Description of the task =>
Extract the complete data exactly as given.

Given records =>
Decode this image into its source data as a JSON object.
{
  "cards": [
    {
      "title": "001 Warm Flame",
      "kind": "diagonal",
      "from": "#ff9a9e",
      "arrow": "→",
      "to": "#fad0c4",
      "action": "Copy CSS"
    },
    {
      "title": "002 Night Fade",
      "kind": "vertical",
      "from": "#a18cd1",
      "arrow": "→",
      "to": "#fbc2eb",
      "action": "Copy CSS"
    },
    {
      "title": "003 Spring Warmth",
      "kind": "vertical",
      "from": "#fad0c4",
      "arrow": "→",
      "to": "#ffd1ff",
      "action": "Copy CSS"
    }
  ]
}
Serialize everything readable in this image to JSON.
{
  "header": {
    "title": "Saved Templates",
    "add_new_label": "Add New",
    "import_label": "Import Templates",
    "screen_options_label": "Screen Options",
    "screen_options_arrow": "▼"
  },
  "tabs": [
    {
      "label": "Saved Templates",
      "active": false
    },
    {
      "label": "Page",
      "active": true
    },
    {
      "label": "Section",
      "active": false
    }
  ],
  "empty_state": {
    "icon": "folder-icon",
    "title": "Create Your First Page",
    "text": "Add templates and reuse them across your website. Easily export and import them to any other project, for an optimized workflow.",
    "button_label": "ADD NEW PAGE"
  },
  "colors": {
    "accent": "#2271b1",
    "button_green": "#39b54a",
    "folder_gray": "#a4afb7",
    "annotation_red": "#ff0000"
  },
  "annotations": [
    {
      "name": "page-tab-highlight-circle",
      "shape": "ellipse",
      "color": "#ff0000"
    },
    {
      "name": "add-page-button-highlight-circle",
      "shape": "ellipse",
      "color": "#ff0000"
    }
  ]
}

Full output =>
Decode this image into its source data as a JSON object.
{
  "cards": [
    {
      "title": "001 Warm Flame",
      "kind": "diagonal",
      "from": "#ff9a9e",
      "arrow": "→",
      "to": "#fad0c4",
      "action": "Copy CSS"
    },
    {
      "title": "002 Night Fade",
      "kind": "vertical",
      "from": "#a18cd1",
      "arrow": "→",
      "to": "#fbc2eb",
      "action": "Copy CSS"
    },
    {
      "title": "003 Spring Warmth",
      "kind": "vertical",
      "from": "#fad0c4",
      "arrow": "→",
      "to": "#ffd1ff",
      "action": "Copy CSS"
    }
  ]
}
Serialize everything readable in this image to JSON.
{
  "header": {
    "title": "Saved Templates",
    "add_new_label": "Add New",
    "import_label": "Import Templates",
    "screen_options_label": "Screen Options",
    "screen_options_arrow": "▼"
  },
  "tabs": [
    {
      "label": "Saved Templates",
      "active": false
    },
    {
      "label": "Page",
      "active": true
    },
    {
      "label": "Section",
      "active": false
    }
  ],
  "empty_state": {
    "icon": "folder-icon",
    "title": "Create Your First Page",
    "text": "Add templates and reuse them across your website. Easily export and import them to any other project, for an optimized workflow.",
    "button_label": "ADD NEW PAGE"
  },
  "colors": {
    "accent": "#2271b1",
    "button_green": "#39b54a",
    "folder_gray": "#a4afb7",
    "annotation_red": "#ff0000"
  },
  "annotations": [
    {
      "name": "page-tab-highlight-circle",
      "shape": "ellipse",
      "color": "#ff0000"
    },
    {
      "name": "add-page-button-highlight-circle",
      "shape": "ellipse",
      "color": "#ff0000"
    }
  ]
}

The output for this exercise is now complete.